#### Given information ####
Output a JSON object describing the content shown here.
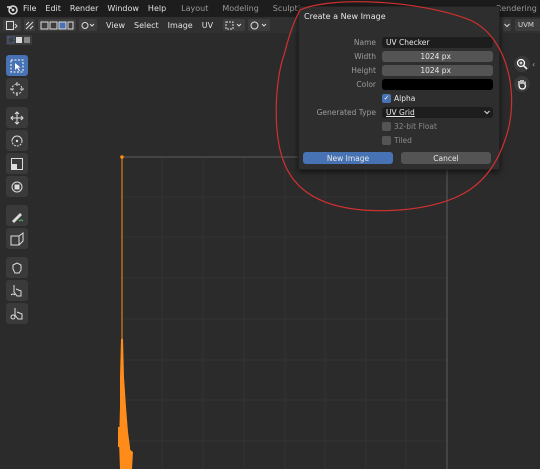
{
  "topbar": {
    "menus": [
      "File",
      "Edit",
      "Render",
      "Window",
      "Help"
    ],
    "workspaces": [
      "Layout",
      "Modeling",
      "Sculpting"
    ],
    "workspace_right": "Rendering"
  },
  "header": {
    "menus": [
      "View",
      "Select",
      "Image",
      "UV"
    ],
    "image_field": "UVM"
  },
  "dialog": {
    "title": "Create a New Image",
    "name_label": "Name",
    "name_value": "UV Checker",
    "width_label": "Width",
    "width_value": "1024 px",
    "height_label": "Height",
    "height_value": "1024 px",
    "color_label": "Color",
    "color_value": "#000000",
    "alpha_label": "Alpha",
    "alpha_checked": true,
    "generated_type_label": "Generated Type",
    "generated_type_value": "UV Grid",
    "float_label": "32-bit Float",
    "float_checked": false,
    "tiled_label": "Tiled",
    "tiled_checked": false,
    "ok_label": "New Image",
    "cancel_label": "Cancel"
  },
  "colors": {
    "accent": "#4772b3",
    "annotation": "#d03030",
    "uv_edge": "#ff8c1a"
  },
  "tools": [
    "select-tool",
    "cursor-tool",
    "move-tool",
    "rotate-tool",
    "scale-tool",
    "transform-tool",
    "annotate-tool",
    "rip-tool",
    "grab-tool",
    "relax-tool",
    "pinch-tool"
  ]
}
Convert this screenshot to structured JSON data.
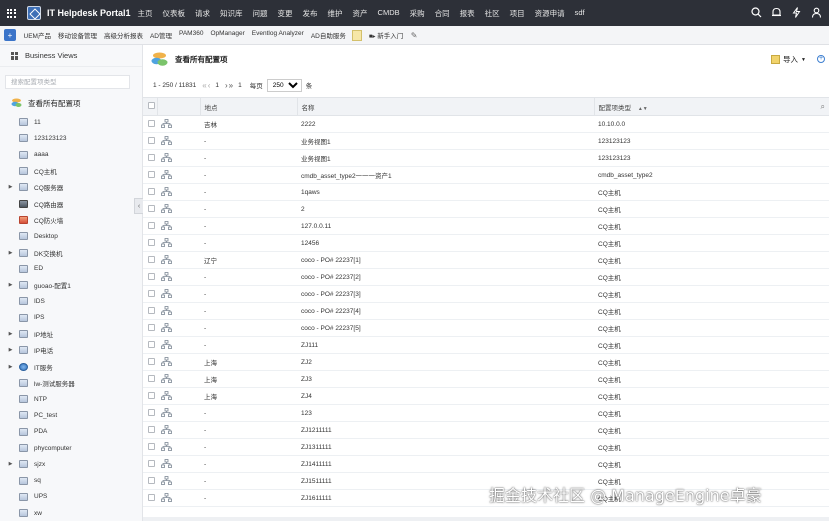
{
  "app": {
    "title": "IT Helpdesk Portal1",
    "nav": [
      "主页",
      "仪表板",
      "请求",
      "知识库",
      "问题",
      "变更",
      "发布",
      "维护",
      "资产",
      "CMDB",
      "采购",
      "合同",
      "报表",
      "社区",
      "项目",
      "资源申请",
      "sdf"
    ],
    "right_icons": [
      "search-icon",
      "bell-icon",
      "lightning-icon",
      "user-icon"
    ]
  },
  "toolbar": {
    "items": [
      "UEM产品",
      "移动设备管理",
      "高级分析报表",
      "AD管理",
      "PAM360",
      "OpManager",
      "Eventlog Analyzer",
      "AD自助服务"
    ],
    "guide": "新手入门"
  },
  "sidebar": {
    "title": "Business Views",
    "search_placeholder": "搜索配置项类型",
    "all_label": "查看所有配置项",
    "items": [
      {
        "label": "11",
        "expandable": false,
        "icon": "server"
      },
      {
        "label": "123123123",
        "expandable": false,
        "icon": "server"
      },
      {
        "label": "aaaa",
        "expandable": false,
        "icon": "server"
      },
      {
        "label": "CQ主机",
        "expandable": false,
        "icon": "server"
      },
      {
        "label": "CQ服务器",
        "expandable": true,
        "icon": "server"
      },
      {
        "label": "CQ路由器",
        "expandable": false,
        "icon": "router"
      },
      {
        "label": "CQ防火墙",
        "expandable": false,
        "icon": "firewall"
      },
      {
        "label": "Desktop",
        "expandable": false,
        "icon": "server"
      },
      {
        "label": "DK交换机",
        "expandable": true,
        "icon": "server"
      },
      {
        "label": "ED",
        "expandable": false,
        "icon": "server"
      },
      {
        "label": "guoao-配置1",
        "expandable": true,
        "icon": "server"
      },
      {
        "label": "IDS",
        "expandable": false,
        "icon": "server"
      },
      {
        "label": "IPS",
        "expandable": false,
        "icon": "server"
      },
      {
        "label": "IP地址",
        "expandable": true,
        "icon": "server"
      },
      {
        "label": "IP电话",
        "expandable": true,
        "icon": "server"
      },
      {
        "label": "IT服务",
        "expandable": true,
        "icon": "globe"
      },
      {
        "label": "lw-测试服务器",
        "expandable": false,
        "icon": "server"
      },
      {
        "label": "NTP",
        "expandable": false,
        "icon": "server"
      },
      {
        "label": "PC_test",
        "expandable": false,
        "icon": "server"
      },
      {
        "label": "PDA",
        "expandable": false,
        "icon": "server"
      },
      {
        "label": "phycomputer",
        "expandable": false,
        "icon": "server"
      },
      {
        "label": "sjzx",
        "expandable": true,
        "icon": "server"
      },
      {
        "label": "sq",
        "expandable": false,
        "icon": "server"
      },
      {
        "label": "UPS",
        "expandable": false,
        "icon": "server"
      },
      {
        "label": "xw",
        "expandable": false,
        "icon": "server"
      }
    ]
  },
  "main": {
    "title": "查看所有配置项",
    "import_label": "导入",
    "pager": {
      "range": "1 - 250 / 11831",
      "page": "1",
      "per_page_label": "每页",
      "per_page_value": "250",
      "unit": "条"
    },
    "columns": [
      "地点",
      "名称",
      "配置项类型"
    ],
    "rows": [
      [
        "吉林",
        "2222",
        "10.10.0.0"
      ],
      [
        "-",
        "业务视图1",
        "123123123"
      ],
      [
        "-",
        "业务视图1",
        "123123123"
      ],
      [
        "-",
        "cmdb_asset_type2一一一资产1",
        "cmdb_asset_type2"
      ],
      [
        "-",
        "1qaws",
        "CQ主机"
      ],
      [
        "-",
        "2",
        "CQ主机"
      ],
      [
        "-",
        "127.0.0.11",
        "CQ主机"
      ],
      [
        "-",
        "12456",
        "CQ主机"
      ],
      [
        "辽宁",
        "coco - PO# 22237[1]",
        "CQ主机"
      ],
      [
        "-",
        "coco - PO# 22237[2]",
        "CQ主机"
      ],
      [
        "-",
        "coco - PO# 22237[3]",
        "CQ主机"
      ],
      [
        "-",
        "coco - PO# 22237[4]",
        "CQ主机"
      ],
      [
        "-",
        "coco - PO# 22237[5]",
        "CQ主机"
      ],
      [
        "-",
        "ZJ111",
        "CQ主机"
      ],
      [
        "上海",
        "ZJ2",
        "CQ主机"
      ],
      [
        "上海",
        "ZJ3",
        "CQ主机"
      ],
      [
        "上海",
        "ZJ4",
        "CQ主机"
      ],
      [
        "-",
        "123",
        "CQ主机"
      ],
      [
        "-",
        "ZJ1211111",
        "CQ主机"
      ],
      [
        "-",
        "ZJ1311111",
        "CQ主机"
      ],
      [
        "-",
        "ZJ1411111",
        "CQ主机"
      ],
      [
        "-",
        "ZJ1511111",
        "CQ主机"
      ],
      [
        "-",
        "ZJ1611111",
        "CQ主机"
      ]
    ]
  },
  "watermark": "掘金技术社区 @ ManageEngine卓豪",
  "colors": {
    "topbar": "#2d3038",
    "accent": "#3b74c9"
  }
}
####
Do this: Quote everything in the listing above exactly; pictures are the only thing to omit.

Solution:
Output a JSON object describing the content shown here.
{
  "topbar": {
    "menus": [
      "File",
      "Edit",
      "Render",
      "Window",
      "Help"
    ],
    "workspaces": [
      "Layout",
      "Modeling",
      "Sculpting"
    ],
    "workspace_right": "Rendering"
  },
  "header": {
    "menus": [
      "View",
      "Select",
      "Image",
      "UV"
    ],
    "image_field": "UVM"
  },
  "dialog": {
    "title": "Create a New Image",
    "name_label": "Name",
    "name_value": "UV Checker",
    "width_label": "Width",
    "width_value": "1024 px",
    "height_label": "Height",
    "height_value": "1024 px",
    "color_label": "Color",
    "color_value": "#000000",
    "alpha_label": "Alpha",
    "alpha_checked": true,
    "generated_type_label": "Generated Type",
    "generated_type_value": "UV Grid",
    "float_label": "32-bit Float",
    "float_checked": false,
    "tiled_label": "Tiled",
    "tiled_checked": false,
    "ok_label": "New Image",
    "cancel_label": "Cancel"
  },
  "colors": {
    "accent": "#4772b3",
    "annotation": "#d03030",
    "uv_edge": "#ff8c1a"
  },
  "tools": [
    "select-tool",
    "cursor-tool",
    "move-tool",
    "rotate-tool",
    "scale-tool",
    "transform-tool",
    "annotate-tool",
    "rip-tool",
    "grab-tool",
    "relax-tool",
    "pinch-tool"
  ]
}
Convert this screenshot to structured JSON data.
{
  "app": {
    "title": "IT Helpdesk Portal1",
    "nav": [
      "主页",
      "仪表板",
      "请求",
      "知识库",
      "问题",
      "变更",
      "发布",
      "维护",
      "资产",
      "CMDB",
      "采购",
      "合同",
      "报表",
      "社区",
      "项目",
      "资源申请",
      "sdf"
    ],
    "right_icons": [
      "search-icon",
      "bell-icon",
      "lightning-icon",
      "user-icon"
    ]
  },
  "toolbar": {
    "items": [
      "UEM产品",
      "移动设备管理",
      "高级分析报表",
      "AD管理",
      "PAM360",
      "OpManager",
      "Eventlog Analyzer",
      "AD自助服务"
    ],
    "guide": "新手入门"
  },
  "sidebar": {
    "title": "Business Views",
    "search_placeholder": "搜索配置项类型",
    "all_label": "查看所有配置项",
    "items": [
      {
        "label": "11",
        "expandable": false,
        "icon": "server"
      },
      {
        "label": "123123123",
        "expandable": false,
        "icon": "server"
      },
      {
        "label": "aaaa",
        "expandable": false,
        "icon": "server"
      },
      {
        "label": "CQ主机",
        "expandable": false,
        "icon": "server"
      },
      {
        "label": "CQ服务器",
        "expandable": true,
        "icon": "server"
      },
      {
        "label": "CQ路由器",
        "expandable": false,
        "icon": "router"
      },
      {
        "label": "CQ防火墙",
        "expandable": false,
        "icon": "firewall"
      },
      {
        "label": "Desktop",
        "expandable": false,
        "icon": "server"
      },
      {
        "label": "DK交换机",
        "expandable": true,
        "icon": "server"
      },
      {
        "label": "ED",
        "expandable": false,
        "icon": "server"
      },
      {
        "label": "guoao-配置1",
        "expandable": true,
        "icon": "server"
      },
      {
        "label": "IDS",
        "expandable": false,
        "icon": "server"
      },
      {
        "label": "IPS",
        "expandable": false,
        "icon": "server"
      },
      {
        "label": "IP地址",
        "expandable": true,
        "icon": "server"
      },
      {
        "label": "IP电话",
        "expandable": true,
        "icon": "server"
      },
      {
        "label": "IT服务",
        "expandable": true,
        "icon": "globe"
      },
      {
        "label": "lw-测试服务器",
        "expandable": false,
        "icon": "server"
      },
      {
        "label": "NTP",
        "expandable": false,
        "icon": "server"
      },
      {
        "label": "PC_test",
        "expandable": false,
        "icon": "server"
      },
      {
        "label": "PDA",
        "expandable": false,
        "icon": "server"
      },
      {
        "label": "phycomputer",
        "expandable": false,
        "icon": "server"
      },
      {
        "label": "sjzx",
        "expandable": true,
        "icon": "server"
      },
      {
        "label": "sq",
        "expandable": false,
        "icon": "server"
      },
      {
        "label": "UPS",
        "expandable": false,
        "icon": "server"
      },
      {
        "label": "xw",
        "expandable": false,
        "icon": "server"
      }
    ]
  },
  "main": {
    "title": "查看所有配置项",
    "import_label": "导入",
    "pager": {
      "range": "1 - 250 / 11831",
      "page": "1",
      "per_page_label": "每页",
      "per_page_value": "250",
      "unit": "条"
    },
    "columns": [
      "地点",
      "名称",
      "配置项类型"
    ],
    "rows": [
      [
        "吉林",
        "2222",
        "10.10.0.0"
      ],
      [
        "-",
        "业务视图1",
        "123123123"
      ],
      [
        "-",
        "业务视图1",
        "123123123"
      ],
      [
        "-",
        "cmdb_asset_type2一一一资产1",
        "cmdb_asset_type2"
      ],
      [
        "-",
        "1qaws",
        "CQ主机"
      ],
      [
        "-",
        "2",
        "CQ主机"
      ],
      [
        "-",
        "127.0.0.11",
        "CQ主机"
      ],
      [
        "-",
        "12456",
        "CQ主机"
      ],
      [
        "辽宁",
        "coco - PO# 22237[1]",
        "CQ主机"
      ],
      [
        "-",
        "coco - PO# 22237[2]",
        "CQ主机"
      ],
      [
        "-",
        "coco - PO# 22237[3]",
        "CQ主机"
      ],
      [
        "-",
        "coco - PO# 22237[4]",
        "CQ主机"
      ],
      [
        "-",
        "coco - PO# 22237[5]",
        "CQ主机"
      ],
      [
        "-",
        "ZJ111",
        "CQ主机"
      ],
      [
        "上海",
        "ZJ2",
        "CQ主机"
      ],
      [
        "上海",
        "ZJ3",
        "CQ主机"
      ],
      [
        "上海",
        "ZJ4",
        "CQ主机"
      ],
      [
        "-",
        "123",
        "CQ主机"
      ],
      [
        "-",
        "ZJ1211111",
        "CQ主机"
      ],
      [
        "-",
        "ZJ1311111",
        "CQ主机"
      ],
      [
        "-",
        "ZJ1411111",
        "CQ主机"
      ],
      [
        "-",
        "ZJ1511111",
        "CQ主机"
      ],
      [
        "-",
        "ZJ1611111",
        "CQ主机"
      ]
    ]
  },
  "watermark": "掘金技术社区 @ ManageEngine卓豪",
  "colors": {
    "topbar": "#2d3038",
    "accent": "#3b74c9"
  }
}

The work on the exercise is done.